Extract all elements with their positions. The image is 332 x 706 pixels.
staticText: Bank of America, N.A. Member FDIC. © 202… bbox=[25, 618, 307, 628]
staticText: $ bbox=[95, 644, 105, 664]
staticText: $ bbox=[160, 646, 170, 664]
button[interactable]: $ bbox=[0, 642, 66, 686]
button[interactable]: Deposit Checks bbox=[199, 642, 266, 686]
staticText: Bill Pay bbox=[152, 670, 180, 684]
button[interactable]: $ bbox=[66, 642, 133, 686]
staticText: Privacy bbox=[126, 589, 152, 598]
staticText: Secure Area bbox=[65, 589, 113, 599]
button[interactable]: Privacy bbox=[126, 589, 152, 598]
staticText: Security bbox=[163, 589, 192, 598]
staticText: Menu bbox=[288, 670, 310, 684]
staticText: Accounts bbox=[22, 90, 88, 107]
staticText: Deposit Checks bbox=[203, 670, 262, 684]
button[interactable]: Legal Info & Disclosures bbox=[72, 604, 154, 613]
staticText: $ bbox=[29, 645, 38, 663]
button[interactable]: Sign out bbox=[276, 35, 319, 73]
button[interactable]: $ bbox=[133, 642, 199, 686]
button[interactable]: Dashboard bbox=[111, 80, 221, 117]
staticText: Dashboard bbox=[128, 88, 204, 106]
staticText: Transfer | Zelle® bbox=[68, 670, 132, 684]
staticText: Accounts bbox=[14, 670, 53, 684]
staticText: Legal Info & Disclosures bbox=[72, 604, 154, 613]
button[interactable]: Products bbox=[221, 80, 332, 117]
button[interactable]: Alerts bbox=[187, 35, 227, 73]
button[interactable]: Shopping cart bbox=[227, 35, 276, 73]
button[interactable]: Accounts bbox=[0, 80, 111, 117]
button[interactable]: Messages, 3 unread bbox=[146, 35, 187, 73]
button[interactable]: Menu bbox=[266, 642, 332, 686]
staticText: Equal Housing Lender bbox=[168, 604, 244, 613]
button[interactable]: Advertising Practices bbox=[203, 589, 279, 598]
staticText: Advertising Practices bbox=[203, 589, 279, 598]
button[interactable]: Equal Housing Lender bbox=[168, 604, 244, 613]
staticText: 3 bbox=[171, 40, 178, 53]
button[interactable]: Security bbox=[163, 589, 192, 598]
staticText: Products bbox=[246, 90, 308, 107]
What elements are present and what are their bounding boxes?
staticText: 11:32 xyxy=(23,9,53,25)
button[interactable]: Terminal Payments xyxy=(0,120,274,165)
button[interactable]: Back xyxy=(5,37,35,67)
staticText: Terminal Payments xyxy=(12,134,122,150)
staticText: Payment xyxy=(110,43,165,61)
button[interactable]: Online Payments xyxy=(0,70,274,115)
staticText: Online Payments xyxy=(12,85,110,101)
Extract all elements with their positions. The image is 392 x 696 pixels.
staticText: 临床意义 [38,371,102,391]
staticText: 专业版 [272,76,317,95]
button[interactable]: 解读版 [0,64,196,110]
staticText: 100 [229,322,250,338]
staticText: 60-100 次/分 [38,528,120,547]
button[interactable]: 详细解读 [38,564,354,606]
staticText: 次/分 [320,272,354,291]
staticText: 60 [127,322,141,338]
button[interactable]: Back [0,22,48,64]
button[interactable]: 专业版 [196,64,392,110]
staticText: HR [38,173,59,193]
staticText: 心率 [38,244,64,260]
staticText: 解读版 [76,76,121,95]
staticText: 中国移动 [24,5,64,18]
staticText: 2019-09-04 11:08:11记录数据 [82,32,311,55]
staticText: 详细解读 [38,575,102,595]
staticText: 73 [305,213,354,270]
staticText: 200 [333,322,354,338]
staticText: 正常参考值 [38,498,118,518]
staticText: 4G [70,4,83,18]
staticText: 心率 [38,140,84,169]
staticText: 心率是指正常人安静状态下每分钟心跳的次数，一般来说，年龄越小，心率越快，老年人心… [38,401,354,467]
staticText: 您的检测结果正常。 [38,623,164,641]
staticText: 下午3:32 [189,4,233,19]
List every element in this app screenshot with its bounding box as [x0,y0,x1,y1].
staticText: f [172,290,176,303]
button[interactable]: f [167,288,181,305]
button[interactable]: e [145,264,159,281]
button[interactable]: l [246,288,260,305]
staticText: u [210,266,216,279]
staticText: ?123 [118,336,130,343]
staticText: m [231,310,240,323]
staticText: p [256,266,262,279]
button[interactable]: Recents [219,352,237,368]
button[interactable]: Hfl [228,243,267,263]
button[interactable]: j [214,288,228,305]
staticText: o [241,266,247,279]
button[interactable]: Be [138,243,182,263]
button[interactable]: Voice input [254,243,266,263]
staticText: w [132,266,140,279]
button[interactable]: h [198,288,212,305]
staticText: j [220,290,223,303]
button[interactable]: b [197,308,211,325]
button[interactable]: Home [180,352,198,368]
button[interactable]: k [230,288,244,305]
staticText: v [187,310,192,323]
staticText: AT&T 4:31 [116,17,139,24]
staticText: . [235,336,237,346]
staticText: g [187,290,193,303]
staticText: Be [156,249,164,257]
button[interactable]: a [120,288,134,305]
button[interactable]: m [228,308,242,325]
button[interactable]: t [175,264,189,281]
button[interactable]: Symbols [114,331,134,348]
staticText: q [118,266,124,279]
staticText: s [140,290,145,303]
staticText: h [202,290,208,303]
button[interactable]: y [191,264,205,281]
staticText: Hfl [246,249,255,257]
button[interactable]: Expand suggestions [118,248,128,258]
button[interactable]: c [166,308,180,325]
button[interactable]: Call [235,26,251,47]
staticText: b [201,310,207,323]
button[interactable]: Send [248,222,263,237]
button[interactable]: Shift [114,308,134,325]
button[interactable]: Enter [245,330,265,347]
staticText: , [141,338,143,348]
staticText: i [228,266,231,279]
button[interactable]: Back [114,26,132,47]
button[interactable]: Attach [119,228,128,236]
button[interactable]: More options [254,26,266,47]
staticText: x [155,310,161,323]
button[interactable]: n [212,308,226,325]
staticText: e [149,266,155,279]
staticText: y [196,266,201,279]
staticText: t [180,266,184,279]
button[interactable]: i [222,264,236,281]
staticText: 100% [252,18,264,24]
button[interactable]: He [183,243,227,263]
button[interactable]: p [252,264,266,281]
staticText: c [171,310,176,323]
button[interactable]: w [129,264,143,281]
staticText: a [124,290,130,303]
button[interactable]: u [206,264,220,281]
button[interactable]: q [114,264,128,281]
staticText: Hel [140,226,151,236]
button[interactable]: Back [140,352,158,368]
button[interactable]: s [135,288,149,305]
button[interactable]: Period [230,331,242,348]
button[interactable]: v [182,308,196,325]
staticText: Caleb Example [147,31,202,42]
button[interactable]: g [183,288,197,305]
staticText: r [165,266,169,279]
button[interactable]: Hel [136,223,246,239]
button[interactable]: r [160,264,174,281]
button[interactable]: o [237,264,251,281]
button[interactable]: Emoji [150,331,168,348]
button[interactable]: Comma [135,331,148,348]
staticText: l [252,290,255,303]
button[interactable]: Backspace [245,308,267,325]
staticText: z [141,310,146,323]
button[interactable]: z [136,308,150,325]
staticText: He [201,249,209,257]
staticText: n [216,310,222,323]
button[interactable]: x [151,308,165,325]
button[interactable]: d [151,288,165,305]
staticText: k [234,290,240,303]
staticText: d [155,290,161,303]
- - -
== WRITTEN INSTRUCTION ==
Pick out each line in the records above that contains the string "Info", and copy those lines. Case counts.

== ANSWER IN FULL ==
button[interactable]: Legal Info & Disclosures bbox=[72, 604, 154, 613]
staticText: Legal Info & Disclosures bbox=[72, 604, 154, 613]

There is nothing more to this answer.